Work required: Pictures aside, quote the whole listing exactly.

Data records
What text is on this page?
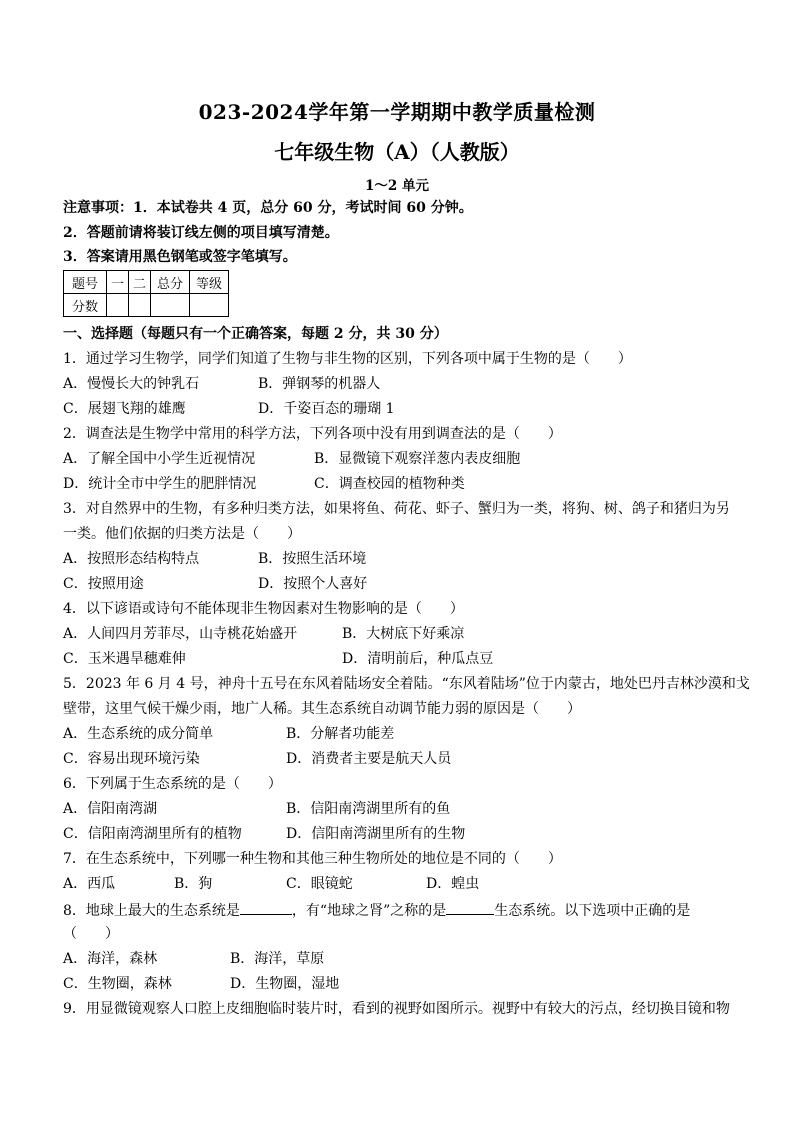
023-2024学年第一学期期中教学质量检测
七年级生物（A）（人教版）
1～2 单元
注意事项：1．本试卷共 4 页，总分 60 分，考试时间 60 分钟。
2．答题前请将装订线左侧的项目填写清楚。
3．答案请用黑色钢笔或签字笔填写。
题号	一	二	总分	等级
分数				
一、选择题（每题只有一个正确答案，每题 2 分，共 30 分）
1．通过学习生物学，同学们知道了生物与非生物的区别，下列各项中属于生物的是（　　）
A．慢慢长大的钟乳石	B．弹钢琴的机器人
C．展翅飞翔的雄鹰	D．千姿百态的珊瑚 1
2．调查法是生物学中常用的科学方法，下列各项中没有用到调查法的是（　　）
A．了解全国中小学生近视情况	B．显微镜下观察洋葱内表皮细胞
D．统计全市中学生的肥胖情况	C．调查校园的植物种类
3．对自然界中的生物，有多种归类方法，如果将鱼、荷花、虾子、蟹归为一类，将狗、树、鸽子和猪归为另
一类。他们依据的归类方法是（　　）
A．按照形态结构特点	B．按照生活环境
C．按照用途	D．按照个人喜好
4．以下谚语或诗句不能体现非生物因素对生物影响的是（　　）
A．人间四月芳菲尽，山寺桃花始盛开	B．大树底下好乘凉
C．玉米遇旱穗难伸	D．清明前后，种瓜点豆
5．2023 年 6 月 4 号，神舟十五号在东风着陆场安全着陆。“东风着陆场”位于内蒙古，地处巴丹吉林沙漠和戈
壁带，这里气候干燥少雨，地广人稀。其生态系统自动调节能力弱的原因是（　　）
A．生态系统的成分简单	B．分解者功能差
C．容易出现环境污染	D．消费者主要是航天人员
6．下列属于生态系统的是（　　）
A．信阳南湾湖	B．信阳南湾湖里所有的鱼
C．信阳南湾湖里所有的植物	D．信阳南湾湖里所有的生物
7．在生态系统中，下列哪一种生物和其他三种生物所处的地位是不同的（　　）
A．西瓜	B．狗	C．眼镜蛇	D．蝗虫
8．地球上最大的生态系统是	，有“地球之肾”之称的是	生态系统。以下选项中正确的是
（　　）
A．海洋，森林	B．海洋，草原
C．生物圈，森林	D．生物圈，湿地
9．用显微镜观察人口腔上皮细胞临时装片时，看到的视野如图所示。视野中有较大的污点，经切换目镜和物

Solution to this exercise:
What text is on this page?
023-2024学年第一学期期中教学质量检测
七年级生物（A）（人教版）
1～2 单元
注意事项：1．本试卷共 4 页，总分 60 分，考试时间 60 分钟。
2．答题前请将装订线左侧的项目填写清楚。
3．答案请用黑色钢笔或签字笔填写。
题号	一	二	总分	等级
分数				
一、选择题（每题只有一个正确答案，每题 2 分，共 30 分）
1．通过学习生物学，同学们知道了生物与非生物的区别，下列各项中属于生物的是（　　）
A．慢慢长大的钟乳石	B．弹钢琴的机器人
C．展翅飞翔的雄鹰	D．千姿百态的珊瑚 1
2．调查法是生物学中常用的科学方法，下列各项中没有用到调查法的是（　　）
A．了解全国中小学生近视情况	B．显微镜下观察洋葱内表皮细胞
D．统计全市中学生的肥胖情况	C．调查校园的植物种类
3．对自然界中的生物，有多种归类方法，如果将鱼、荷花、虾子、蟹归为一类，将狗、树、鸽子和猪归为另
一类。他们依据的归类方法是（　　）
A．按照形态结构特点	B．按照生活环境
C．按照用途	D．按照个人喜好
4．以下谚语或诗句不能体现非生物因素对生物影响的是（　　）
A．人间四月芳菲尽，山寺桃花始盛开	B．大树底下好乘凉
C．玉米遇旱穗难伸	D．清明前后，种瓜点豆
5．2023 年 6 月 4 号，神舟十五号在东风着陆场安全着陆。“东风着陆场”位于内蒙古，地处巴丹吉林沙漠和戈
壁带，这里气候干燥少雨，地广人稀。其生态系统自动调节能力弱的原因是（　　）
A．生态系统的成分简单	B．分解者功能差
C．容易出现环境污染	D．消费者主要是航天人员
6．下列属于生态系统的是（　　）
A．信阳南湾湖	B．信阳南湾湖里所有的鱼
C．信阳南湾湖里所有的植物	D．信阳南湾湖里所有的生物
7．在生态系统中，下列哪一种生物和其他三种生物所处的地位是不同的（　　）
A．西瓜	B．狗	C．眼镜蛇	D．蝗虫
8．地球上最大的生态系统是	，有“地球之肾”之称的是	生态系统。以下选项中正确的是
（　　）
A．海洋，森林	B．海洋，草原
C．生物圈，森林	D．生物圈，湿地
9．用显微镜观察人口腔上皮细胞临时装片时，看到的视野如图所示。视野中有较大的污点，经切换目镜和物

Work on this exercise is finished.